Aim: Pick out each line below containing "年度以来国内外棉花期货价格走势对比图".

Figure dataset records

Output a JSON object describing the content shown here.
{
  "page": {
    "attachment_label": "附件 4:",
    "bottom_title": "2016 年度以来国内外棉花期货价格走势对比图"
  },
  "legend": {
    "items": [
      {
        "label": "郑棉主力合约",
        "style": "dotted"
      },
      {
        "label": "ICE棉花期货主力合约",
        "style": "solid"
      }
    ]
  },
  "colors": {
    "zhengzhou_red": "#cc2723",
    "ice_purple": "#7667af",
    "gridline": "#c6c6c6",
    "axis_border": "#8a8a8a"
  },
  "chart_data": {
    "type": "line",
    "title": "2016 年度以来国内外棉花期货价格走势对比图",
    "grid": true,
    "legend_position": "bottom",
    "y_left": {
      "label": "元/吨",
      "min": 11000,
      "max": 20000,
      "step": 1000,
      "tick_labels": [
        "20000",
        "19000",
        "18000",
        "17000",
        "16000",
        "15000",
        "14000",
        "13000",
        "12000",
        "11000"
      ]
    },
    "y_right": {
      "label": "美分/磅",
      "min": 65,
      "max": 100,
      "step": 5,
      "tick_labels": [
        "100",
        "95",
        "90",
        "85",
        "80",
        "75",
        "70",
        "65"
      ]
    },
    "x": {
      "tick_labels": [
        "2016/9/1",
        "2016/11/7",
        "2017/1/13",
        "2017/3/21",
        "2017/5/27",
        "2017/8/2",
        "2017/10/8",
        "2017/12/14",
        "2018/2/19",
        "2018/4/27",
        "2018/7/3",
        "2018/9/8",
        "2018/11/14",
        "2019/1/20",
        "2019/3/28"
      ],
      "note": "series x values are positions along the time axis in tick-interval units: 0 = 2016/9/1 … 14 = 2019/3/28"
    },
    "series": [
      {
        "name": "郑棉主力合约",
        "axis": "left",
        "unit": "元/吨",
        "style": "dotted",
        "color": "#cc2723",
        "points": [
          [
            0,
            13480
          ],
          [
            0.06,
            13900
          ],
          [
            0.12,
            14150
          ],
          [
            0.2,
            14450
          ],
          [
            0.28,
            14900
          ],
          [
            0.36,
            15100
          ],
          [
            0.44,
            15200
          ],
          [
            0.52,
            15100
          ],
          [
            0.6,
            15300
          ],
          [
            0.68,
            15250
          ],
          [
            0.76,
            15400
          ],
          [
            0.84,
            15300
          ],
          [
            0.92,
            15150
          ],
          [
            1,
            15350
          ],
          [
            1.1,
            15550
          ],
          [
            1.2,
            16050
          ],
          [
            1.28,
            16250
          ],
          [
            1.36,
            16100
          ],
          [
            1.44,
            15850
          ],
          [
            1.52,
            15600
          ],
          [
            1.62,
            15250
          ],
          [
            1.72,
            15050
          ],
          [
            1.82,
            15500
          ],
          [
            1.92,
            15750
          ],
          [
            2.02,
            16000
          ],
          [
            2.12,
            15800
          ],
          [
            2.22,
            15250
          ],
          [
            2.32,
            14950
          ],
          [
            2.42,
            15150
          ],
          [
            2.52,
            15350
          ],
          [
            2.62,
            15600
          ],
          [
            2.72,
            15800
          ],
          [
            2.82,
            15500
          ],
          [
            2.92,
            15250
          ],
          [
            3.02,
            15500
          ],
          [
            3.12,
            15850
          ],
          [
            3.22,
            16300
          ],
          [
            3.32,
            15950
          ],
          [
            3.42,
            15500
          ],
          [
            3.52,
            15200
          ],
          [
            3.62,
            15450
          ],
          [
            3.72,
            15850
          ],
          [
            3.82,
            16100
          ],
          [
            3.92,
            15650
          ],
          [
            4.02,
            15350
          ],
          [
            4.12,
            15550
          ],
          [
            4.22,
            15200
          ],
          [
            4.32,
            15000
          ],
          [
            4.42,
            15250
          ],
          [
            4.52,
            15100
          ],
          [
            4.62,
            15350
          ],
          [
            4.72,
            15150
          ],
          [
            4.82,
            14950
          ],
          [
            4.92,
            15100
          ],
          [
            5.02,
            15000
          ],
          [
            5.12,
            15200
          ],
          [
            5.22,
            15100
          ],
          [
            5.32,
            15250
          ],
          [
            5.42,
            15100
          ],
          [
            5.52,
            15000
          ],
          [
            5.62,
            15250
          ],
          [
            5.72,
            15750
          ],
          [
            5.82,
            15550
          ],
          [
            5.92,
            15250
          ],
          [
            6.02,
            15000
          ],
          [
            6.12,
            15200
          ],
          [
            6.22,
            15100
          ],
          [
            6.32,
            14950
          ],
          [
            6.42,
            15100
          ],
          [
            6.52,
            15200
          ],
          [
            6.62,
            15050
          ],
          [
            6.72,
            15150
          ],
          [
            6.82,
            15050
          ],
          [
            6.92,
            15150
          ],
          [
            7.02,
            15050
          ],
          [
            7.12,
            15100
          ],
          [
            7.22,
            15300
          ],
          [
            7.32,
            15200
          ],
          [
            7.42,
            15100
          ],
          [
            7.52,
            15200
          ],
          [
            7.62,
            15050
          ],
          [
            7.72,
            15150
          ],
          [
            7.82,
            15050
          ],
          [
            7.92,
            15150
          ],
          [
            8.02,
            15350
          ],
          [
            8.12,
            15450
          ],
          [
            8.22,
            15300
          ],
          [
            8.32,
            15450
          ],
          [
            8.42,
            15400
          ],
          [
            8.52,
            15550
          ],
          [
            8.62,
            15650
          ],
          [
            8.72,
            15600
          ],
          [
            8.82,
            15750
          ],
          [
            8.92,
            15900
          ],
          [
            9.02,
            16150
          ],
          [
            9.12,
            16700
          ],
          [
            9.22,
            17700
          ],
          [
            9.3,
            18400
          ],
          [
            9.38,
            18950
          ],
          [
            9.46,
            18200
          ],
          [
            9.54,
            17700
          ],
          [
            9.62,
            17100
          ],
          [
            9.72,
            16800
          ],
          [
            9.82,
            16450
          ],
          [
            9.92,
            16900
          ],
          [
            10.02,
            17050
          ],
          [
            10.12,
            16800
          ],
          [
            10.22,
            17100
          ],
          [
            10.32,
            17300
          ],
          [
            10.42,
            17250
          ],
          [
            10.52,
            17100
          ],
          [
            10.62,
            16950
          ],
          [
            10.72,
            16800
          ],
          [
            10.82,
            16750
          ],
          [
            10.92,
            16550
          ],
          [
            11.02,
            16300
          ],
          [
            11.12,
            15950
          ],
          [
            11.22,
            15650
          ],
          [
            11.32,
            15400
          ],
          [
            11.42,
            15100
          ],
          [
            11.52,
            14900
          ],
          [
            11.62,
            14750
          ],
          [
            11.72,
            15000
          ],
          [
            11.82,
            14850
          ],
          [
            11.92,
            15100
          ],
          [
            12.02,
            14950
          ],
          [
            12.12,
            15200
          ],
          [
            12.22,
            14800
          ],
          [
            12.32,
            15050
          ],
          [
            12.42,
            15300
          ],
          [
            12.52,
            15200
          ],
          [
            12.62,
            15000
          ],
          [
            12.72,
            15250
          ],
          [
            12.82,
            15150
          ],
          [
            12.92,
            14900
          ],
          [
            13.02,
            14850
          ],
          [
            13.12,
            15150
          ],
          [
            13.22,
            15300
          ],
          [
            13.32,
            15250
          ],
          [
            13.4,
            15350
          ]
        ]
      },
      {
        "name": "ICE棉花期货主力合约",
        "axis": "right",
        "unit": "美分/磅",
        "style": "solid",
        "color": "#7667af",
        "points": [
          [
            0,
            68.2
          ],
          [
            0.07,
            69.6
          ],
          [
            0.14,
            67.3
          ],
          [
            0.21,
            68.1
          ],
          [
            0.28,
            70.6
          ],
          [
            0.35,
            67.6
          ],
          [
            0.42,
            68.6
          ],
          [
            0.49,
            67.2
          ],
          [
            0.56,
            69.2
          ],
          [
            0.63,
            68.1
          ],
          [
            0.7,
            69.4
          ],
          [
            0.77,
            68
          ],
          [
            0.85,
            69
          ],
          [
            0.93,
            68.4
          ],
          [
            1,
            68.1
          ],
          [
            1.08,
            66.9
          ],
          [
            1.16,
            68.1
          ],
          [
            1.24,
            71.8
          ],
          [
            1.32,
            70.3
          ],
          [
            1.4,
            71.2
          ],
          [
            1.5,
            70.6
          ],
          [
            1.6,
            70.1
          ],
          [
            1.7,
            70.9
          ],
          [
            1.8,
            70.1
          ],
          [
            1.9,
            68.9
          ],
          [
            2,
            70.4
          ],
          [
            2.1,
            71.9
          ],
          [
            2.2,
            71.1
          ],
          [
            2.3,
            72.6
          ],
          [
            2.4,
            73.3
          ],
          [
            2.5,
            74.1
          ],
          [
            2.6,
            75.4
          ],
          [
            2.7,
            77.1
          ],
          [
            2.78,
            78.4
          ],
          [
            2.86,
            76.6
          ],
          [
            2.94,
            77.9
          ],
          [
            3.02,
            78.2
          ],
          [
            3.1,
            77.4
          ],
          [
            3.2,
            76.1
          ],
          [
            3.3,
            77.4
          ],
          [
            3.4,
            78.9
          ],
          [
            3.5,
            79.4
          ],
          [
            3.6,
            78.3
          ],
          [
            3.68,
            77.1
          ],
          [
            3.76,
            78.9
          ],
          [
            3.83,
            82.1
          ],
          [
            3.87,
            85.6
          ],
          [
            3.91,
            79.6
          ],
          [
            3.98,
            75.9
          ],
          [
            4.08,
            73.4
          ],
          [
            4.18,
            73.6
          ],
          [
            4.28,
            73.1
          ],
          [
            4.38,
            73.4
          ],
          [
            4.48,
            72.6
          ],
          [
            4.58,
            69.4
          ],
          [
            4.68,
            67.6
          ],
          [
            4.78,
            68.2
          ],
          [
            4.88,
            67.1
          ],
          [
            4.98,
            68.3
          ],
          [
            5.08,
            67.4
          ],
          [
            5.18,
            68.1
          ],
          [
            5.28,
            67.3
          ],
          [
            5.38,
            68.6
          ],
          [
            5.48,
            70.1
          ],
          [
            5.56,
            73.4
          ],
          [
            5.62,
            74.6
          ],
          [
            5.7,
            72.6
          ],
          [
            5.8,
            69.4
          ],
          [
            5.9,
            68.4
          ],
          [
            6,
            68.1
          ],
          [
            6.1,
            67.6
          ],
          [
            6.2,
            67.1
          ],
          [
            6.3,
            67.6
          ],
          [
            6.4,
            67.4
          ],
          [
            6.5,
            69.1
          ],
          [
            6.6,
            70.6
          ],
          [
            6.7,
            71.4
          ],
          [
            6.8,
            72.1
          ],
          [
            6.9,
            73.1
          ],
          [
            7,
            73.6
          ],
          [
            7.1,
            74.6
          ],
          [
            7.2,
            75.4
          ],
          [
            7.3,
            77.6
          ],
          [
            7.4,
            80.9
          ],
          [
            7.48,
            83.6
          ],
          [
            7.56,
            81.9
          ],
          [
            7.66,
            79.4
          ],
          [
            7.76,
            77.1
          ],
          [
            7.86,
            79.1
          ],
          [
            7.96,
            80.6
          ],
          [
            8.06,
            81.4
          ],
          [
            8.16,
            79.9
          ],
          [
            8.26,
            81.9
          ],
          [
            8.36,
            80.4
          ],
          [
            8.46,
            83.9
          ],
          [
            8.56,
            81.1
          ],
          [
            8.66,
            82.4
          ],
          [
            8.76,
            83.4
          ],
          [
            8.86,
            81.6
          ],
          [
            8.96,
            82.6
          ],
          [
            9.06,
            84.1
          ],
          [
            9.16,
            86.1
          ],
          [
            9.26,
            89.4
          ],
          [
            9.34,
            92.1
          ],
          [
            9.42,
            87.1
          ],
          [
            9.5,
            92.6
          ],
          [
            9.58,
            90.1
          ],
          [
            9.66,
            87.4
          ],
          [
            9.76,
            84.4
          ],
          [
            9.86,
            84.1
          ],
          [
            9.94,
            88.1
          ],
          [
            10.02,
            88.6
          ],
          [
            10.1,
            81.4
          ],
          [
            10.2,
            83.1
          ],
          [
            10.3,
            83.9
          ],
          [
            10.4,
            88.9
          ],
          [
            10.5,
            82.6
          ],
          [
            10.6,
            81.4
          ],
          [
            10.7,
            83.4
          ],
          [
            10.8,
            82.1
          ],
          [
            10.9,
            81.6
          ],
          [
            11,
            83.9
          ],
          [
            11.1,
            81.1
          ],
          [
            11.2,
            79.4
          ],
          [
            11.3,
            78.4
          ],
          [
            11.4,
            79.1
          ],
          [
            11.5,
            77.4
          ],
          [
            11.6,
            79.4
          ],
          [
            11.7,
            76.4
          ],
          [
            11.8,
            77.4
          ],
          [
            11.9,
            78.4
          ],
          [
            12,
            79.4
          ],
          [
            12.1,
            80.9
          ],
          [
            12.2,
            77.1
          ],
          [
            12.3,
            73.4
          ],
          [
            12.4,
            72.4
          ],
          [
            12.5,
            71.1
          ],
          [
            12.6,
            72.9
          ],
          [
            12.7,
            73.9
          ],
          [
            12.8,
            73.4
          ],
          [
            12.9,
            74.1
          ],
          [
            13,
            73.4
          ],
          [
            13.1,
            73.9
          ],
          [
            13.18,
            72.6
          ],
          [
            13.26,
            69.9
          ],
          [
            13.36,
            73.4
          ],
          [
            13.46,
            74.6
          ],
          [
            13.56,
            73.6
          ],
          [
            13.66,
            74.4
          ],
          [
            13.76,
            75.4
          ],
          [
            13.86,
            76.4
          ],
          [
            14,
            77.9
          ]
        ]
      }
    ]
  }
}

Complete answer:
    "bottom_title": "2016 年度以来国内外棉花期货价格走势对比图"
    "title": "2016 年度以来国内外棉花期货价格走势对比图",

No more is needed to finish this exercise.